> **Given problem**: Repeat the whole listing below, word for word.

> **Stored data**:

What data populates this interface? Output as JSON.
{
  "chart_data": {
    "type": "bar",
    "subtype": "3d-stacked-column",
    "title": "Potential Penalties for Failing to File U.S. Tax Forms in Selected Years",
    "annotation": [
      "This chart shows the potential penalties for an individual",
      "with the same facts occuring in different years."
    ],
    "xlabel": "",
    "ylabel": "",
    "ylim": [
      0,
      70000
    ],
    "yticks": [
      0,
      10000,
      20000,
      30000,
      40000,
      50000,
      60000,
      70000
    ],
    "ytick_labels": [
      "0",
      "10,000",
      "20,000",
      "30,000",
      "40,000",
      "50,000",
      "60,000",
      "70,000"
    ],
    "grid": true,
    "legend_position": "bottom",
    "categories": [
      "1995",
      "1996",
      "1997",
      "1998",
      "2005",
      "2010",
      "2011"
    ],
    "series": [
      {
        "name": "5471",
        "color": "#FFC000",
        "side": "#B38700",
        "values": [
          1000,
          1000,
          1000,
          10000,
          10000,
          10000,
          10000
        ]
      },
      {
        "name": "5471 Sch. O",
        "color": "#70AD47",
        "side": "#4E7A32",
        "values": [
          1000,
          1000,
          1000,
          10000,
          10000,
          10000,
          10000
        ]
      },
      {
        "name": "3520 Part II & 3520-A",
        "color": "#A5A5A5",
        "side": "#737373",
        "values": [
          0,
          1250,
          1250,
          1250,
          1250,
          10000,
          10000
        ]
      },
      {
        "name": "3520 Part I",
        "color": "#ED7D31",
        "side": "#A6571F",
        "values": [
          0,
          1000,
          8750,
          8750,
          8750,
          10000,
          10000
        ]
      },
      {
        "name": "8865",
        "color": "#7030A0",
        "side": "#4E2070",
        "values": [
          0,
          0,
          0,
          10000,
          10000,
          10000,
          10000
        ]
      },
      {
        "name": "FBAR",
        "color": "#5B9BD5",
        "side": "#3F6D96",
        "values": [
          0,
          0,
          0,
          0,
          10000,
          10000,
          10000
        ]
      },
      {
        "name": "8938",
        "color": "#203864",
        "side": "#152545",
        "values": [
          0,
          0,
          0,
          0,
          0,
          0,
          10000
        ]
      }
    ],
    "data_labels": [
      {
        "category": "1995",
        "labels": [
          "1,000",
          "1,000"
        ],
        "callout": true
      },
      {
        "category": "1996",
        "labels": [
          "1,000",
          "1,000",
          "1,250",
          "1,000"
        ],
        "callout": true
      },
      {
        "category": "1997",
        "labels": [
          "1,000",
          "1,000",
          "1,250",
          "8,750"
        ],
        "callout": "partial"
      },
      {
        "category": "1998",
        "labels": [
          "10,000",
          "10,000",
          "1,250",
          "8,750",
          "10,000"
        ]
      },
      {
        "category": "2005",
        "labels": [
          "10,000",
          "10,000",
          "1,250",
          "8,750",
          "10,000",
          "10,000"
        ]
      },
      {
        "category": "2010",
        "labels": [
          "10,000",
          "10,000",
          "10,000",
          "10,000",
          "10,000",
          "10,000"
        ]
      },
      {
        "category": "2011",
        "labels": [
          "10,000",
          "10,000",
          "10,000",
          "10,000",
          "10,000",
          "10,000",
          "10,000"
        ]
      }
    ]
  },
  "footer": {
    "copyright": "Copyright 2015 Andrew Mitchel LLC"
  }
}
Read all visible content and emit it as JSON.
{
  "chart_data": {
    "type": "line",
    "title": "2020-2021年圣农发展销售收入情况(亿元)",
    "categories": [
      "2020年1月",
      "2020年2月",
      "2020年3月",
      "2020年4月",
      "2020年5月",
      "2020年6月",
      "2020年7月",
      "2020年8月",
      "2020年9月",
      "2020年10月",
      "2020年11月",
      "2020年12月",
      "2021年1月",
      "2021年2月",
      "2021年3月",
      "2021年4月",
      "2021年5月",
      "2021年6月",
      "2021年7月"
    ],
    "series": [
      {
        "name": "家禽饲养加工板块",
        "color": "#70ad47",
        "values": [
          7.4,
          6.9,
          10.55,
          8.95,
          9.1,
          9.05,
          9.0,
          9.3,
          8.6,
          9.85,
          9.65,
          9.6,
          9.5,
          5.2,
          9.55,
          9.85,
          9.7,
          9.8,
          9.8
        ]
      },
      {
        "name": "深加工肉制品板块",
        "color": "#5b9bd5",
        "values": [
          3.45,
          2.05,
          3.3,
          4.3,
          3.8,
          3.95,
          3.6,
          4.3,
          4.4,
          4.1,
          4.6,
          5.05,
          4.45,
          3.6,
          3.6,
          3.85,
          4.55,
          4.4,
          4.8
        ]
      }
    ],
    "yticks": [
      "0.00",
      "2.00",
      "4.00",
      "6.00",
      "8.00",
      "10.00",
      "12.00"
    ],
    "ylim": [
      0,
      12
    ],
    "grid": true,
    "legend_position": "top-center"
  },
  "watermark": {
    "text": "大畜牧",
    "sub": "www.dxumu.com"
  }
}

> **Full solution**:
What data populates this interface? Output as JSON.
{
  "chart_data": {
    "type": "bar",
    "subtype": "3d-stacked-column",
    "title": "Potential Penalties for Failing to File U.S. Tax Forms in Selected Years",
    "annotation": [
      "This chart shows the potential penalties for an individual",
      "with the same facts occuring in different years."
    ],
    "xlabel": "",
    "ylabel": "",
    "ylim": [
      0,
      70000
    ],
    "yticks": [
      0,
      10000,
      20000,
      30000,
      40000,
      50000,
      60000,
      70000
    ],
    "ytick_labels": [
      "0",
      "10,000",
      "20,000",
      "30,000",
      "40,000",
      "50,000",
      "60,000",
      "70,000"
    ],
    "grid": true,
    "legend_position": "bottom",
    "categories": [
      "1995",
      "1996",
      "1997",
      "1998",
      "2005",
      "2010",
      "2011"
    ],
    "series": [
      {
        "name": "5471",
        "color": "#FFC000",
        "side": "#B38700",
        "values": [
          1000,
          1000,
          1000,
          10000,
          10000,
          10000,
          10000
        ]
      },
      {
        "name": "5471 Sch. O",
        "color": "#70AD47",
        "side": "#4E7A32",
        "values": [
          1000,
          1000,
          1000,
          10000,
          10000,
          10000,
          10000
        ]
      },
      {
        "name": "3520 Part II & 3520-A",
        "color": "#A5A5A5",
        "side": "#737373",
        "values": [
          0,
          1250,
          1250,
          1250,
          1250,
          10000,
          10000
        ]
      },
      {
        "name": "3520 Part I",
        "color": "#ED7D31",
        "side": "#A6571F",
        "values": [
          0,
          1000,
          8750,
          8750,
          8750,
          10000,
          10000
        ]
      },
      {
        "name": "8865",
        "color": "#7030A0",
        "side": "#4E2070",
        "values": [
          0,
          0,
          0,
          10000,
          10000,
          10000,
          10000
        ]
      },
      {
        "name": "FBAR",
        "color": "#5B9BD5",
        "side": "#3F6D96",
        "values": [
          0,
          0,
          0,
          0,
          10000,
          10000,
          10000
        ]
      },
      {
        "name": "8938",
        "color": "#203864",
        "side": "#152545",
        "values": [
          0,
          0,
          0,
          0,
          0,
          0,
          10000
        ]
      }
    ],
    "data_labels": [
      {
        "category": "1995",
        "labels": [
          "1,000",
          "1,000"
        ],
        "callout": true
      },
      {
        "category": "1996",
        "labels": [
          "1,000",
          "1,000",
          "1,250",
          "1,000"
        ],
        "callout": true
      },
      {
        "category": "1997",
        "labels": [
          "1,000",
          "1,000",
          "1,250",
          "8,750"
        ],
        "callout": "partial"
      },
      {
        "category": "1998",
        "labels": [
          "10,000",
          "10,000",
          "1,250",
          "8,750",
          "10,000"
        ]
      },
      {
        "category": "2005",
        "labels": [
          "10,000",
          "10,000",
          "1,250",
          "8,750",
          "10,000",
          "10,000"
        ]
      },
      {
        "category": "2010",
        "labels": [
          "10,000",
          "10,000",
          "10,000",
          "10,000",
          "10,000",
          "10,000"
        ]
      },
      {
        "category": "2011",
        "labels": [
          "10,000",
          "10,000",
          "10,000",
          "10,000",
          "10,000",
          "10,000",
          "10,000"
        ]
      }
    ]
  },
  "footer": {
    "copyright": "Copyright 2015 Andrew Mitchel LLC"
  }
}
Read all visible content and emit it as JSON.
{
  "chart_data": {
    "type": "line",
    "title": "2020-2021年圣农发展销售收入情况(亿元)",
    "categories": [
      "2020年1月",
      "2020年2月",
      "2020年3月",
      "2020年4月",
      "2020年5月",
      "2020年6月",
      "2020年7月",
      "2020年8月",
      "2020年9月",
      "2020年10月",
      "2020年11月",
      "2020年12月",
      "2021年1月",
      "2021年2月",
      "2021年3月",
      "2021年4月",
      "2021年5月",
      "2021年6月",
      "2021年7月"
    ],
    "series": [
      {
        "name": "家禽饲养加工板块",
        "color": "#70ad47",
        "values": [
          7.4,
          6.9,
          10.55,
          8.95,
          9.1,
          9.05,
          9.0,
          9.3,
          8.6,
          9.85,
          9.65,
          9.6,
          9.5,
          5.2,
          9.55,
          9.85,
          9.7,
          9.8,
          9.8
        ]
      },
      {
        "name": "深加工肉制品板块",
        "color": "#5b9bd5",
        "values": [
          3.45,
          2.05,
          3.3,
          4.3,
          3.8,
          3.95,
          3.6,
          4.3,
          4.4,
          4.1,
          4.6,
          5.05,
          4.45,
          3.6,
          3.6,
          3.85,
          4.55,
          4.4,
          4.8
        ]
      }
    ],
    "yticks": [
      "0.00",
      "2.00",
      "4.00",
      "6.00",
      "8.00",
      "10.00",
      "12.00"
    ],
    "ylim": [
      0,
      12
    ],
    "grid": true,
    "legend_position": "top-center"
  },
  "watermark": {
    "text": "大畜牧",
    "sub": "www.dxumu.com"
  }
}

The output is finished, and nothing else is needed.